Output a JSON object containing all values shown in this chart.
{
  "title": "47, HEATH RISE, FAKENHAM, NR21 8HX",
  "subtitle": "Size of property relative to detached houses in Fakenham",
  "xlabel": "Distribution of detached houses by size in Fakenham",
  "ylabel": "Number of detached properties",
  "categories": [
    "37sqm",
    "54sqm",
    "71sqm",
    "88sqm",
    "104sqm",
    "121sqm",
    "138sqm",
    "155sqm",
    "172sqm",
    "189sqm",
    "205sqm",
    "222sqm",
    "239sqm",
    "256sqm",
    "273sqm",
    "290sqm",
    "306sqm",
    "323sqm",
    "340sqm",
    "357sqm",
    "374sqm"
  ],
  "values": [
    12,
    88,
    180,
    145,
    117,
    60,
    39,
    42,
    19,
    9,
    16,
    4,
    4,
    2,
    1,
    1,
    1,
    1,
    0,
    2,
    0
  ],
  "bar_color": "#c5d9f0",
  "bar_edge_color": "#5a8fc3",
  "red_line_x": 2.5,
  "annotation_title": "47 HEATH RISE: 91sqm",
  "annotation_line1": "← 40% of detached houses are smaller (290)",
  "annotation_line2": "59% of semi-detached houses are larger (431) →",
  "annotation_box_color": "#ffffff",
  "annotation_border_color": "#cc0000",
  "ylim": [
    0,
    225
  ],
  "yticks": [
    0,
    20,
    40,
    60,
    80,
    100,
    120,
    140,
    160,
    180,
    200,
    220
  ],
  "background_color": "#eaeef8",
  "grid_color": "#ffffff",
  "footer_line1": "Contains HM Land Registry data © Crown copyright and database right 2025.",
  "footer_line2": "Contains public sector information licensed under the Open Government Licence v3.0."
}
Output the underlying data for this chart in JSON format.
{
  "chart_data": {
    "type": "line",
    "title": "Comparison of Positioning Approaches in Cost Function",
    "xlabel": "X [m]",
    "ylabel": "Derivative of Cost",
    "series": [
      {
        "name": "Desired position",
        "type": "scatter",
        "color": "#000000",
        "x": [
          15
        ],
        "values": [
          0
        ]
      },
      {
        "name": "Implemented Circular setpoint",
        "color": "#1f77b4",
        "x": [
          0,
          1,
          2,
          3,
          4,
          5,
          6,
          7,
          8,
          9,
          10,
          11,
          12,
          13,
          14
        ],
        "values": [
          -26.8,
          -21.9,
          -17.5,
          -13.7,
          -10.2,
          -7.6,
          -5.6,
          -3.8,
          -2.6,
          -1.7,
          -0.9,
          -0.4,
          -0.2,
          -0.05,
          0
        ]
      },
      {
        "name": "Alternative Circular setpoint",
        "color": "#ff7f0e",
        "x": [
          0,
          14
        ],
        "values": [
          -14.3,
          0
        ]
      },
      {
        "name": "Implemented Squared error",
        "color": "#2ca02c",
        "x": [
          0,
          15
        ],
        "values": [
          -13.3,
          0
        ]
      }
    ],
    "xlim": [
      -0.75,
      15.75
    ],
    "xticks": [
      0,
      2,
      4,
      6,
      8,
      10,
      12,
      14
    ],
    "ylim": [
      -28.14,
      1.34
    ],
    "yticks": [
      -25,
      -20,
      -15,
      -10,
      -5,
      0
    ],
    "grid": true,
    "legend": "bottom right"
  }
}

....

▶ [What the task asks] Above are lines of data; state how many of them contain the word "Cost", with no other output.

▶ [Reply] 2